- Written problem -
Below is a listing; reproduce each line of it exactly.

━━━━━━━━

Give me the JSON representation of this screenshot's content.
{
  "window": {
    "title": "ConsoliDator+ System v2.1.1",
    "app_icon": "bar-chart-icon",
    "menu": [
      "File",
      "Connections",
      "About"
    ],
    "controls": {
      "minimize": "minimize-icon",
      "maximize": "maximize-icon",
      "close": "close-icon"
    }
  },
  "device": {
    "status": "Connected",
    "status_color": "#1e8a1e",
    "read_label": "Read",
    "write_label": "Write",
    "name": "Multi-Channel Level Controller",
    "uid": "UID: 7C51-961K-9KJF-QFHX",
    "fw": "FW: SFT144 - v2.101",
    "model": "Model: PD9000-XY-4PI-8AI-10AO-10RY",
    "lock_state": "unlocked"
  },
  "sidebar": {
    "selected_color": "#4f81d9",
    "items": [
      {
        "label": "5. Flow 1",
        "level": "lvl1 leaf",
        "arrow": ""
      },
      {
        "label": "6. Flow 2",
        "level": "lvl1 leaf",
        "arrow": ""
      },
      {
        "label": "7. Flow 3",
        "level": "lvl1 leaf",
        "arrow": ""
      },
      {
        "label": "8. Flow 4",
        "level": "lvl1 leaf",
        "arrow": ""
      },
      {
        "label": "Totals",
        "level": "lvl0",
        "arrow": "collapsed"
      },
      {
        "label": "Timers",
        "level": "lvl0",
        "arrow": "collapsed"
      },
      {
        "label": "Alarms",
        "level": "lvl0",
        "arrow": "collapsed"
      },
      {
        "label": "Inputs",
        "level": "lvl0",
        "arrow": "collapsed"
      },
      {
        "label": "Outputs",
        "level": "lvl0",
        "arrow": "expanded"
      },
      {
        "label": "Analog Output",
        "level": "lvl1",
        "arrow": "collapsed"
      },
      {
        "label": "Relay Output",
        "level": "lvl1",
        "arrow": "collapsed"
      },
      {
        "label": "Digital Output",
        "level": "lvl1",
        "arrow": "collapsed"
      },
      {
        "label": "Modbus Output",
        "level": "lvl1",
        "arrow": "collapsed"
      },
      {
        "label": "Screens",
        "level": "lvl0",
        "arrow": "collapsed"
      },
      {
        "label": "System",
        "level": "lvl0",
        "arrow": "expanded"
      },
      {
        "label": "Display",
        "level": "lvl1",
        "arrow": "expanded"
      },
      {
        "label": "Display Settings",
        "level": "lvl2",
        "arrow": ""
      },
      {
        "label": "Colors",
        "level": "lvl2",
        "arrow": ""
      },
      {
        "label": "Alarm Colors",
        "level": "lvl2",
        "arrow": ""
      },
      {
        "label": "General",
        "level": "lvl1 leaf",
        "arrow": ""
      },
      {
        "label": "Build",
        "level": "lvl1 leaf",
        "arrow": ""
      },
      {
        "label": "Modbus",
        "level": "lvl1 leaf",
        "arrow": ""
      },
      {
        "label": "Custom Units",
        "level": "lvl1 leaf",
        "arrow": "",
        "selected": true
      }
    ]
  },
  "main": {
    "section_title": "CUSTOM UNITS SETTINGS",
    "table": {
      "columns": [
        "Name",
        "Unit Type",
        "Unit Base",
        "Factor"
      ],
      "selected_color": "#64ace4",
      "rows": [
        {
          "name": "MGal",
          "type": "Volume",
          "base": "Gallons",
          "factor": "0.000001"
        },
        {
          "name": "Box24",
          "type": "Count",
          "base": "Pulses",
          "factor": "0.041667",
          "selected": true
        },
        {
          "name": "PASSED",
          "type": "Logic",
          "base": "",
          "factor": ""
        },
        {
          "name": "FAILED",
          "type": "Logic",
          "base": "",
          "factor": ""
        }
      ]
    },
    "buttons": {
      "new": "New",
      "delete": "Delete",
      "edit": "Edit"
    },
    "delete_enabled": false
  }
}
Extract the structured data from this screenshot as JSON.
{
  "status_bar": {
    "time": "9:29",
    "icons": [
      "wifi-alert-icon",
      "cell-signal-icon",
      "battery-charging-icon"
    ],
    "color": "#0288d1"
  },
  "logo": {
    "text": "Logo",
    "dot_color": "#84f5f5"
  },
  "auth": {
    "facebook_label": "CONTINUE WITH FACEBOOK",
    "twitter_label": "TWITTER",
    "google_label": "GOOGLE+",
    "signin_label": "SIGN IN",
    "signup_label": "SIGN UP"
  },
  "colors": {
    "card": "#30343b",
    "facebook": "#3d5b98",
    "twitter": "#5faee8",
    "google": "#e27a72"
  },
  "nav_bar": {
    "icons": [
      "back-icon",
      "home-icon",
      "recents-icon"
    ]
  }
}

━━━━━━━━

- Exercise output -
Give me the JSON representation of this screenshot's content.
{
  "window": {
    "title": "ConsoliDator+ System v2.1.1",
    "app_icon": "bar-chart-icon",
    "menu": [
      "File",
      "Connections",
      "About"
    ],
    "controls": {
      "minimize": "minimize-icon",
      "maximize": "maximize-icon",
      "close": "close-icon"
    }
  },
  "device": {
    "status": "Connected",
    "status_color": "#1e8a1e",
    "read_label": "Read",
    "write_label": "Write",
    "name": "Multi-Channel Level Controller",
    "uid": "UID: 7C51-961K-9KJF-QFHX",
    "fw": "FW: SFT144 - v2.101",
    "model": "Model: PD9000-XY-4PI-8AI-10AO-10RY",
    "lock_state": "unlocked"
  },
  "sidebar": {
    "selected_color": "#4f81d9",
    "items": [
      {
        "label": "5. Flow 1",
        "level": "lvl1 leaf",
        "arrow": ""
      },
      {
        "label": "6. Flow 2",
        "level": "lvl1 leaf",
        "arrow": ""
      },
      {
        "label": "7. Flow 3",
        "level": "lvl1 leaf",
        "arrow": ""
      },
      {
        "label": "8. Flow 4",
        "level": "lvl1 leaf",
        "arrow": ""
      },
      {
        "label": "Totals",
        "level": "lvl0",
        "arrow": "collapsed"
      },
      {
        "label": "Timers",
        "level": "lvl0",
        "arrow": "collapsed"
      },
      {
        "label": "Alarms",
        "level": "lvl0",
        "arrow": "collapsed"
      },
      {
        "label": "Inputs",
        "level": "lvl0",
        "arrow": "collapsed"
      },
      {
        "label": "Outputs",
        "level": "lvl0",
        "arrow": "expanded"
      },
      {
        "label": "Analog Output",
        "level": "lvl1",
        "arrow": "collapsed"
      },
      {
        "label": "Relay Output",
        "level": "lvl1",
        "arrow": "collapsed"
      },
      {
        "label": "Digital Output",
        "level": "lvl1",
        "arrow": "collapsed"
      },
      {
        "label": "Modbus Output",
        "level": "lvl1",
        "arrow": "collapsed"
      },
      {
        "label": "Screens",
        "level": "lvl0",
        "arrow": "collapsed"
      },
      {
        "label": "System",
        "level": "lvl0",
        "arrow": "expanded"
      },
      {
        "label": "Display",
        "level": "lvl1",
        "arrow": "expanded"
      },
      {
        "label": "Display Settings",
        "level": "lvl2",
        "arrow": ""
      },
      {
        "label": "Colors",
        "level": "lvl2",
        "arrow": ""
      },
      {
        "label": "Alarm Colors",
        "level": "lvl2",
        "arrow": ""
      },
      {
        "label": "General",
        "level": "lvl1 leaf",
        "arrow": ""
      },
      {
        "label": "Build",
        "level": "lvl1 leaf",
        "arrow": ""
      },
      {
        "label": "Modbus",
        "level": "lvl1 leaf",
        "arrow": ""
      },
      {
        "label": "Custom Units",
        "level": "lvl1 leaf",
        "arrow": "",
        "selected": true
      }
    ]
  },
  "main": {
    "section_title": "CUSTOM UNITS SETTINGS",
    "table": {
      "columns": [
        "Name",
        "Unit Type",
        "Unit Base",
        "Factor"
      ],
      "selected_color": "#64ace4",
      "rows": [
        {
          "name": "MGal",
          "type": "Volume",
          "base": "Gallons",
          "factor": "0.000001"
        },
        {
          "name": "Box24",
          "type": "Count",
          "base": "Pulses",
          "factor": "0.041667",
          "selected": true
        },
        {
          "name": "PASSED",
          "type": "Logic",
          "base": "",
          "factor": ""
        },
        {
          "name": "FAILED",
          "type": "Logic",
          "base": "",
          "factor": ""
        }
      ]
    },
    "buttons": {
      "new": "New",
      "delete": "Delete",
      "edit": "Edit"
    },
    "delete_enabled": false
  }
}
Extract the structured data from this screenshot as JSON.
{
  "status_bar": {
    "time": "9:29",
    "icons": [
      "wifi-alert-icon",
      "cell-signal-icon",
      "battery-charging-icon"
    ],
    "color": "#0288d1"
  },
  "logo": {
    "text": "Logo",
    "dot_color": "#84f5f5"
  },
  "auth": {
    "facebook_label": "CONTINUE WITH FACEBOOK",
    "twitter_label": "TWITTER",
    "google_label": "GOOGLE+",
    "signin_label": "SIGN IN",
    "signup_label": "SIGN UP"
  },
  "colors": {
    "card": "#30343b",
    "facebook": "#3d5b98",
    "twitter": "#5faee8",
    "google": "#e27a72"
  },
  "nav_bar": {
    "icons": [
      "back-icon",
      "home-icon",
      "recents-icon"
    ]
  }
}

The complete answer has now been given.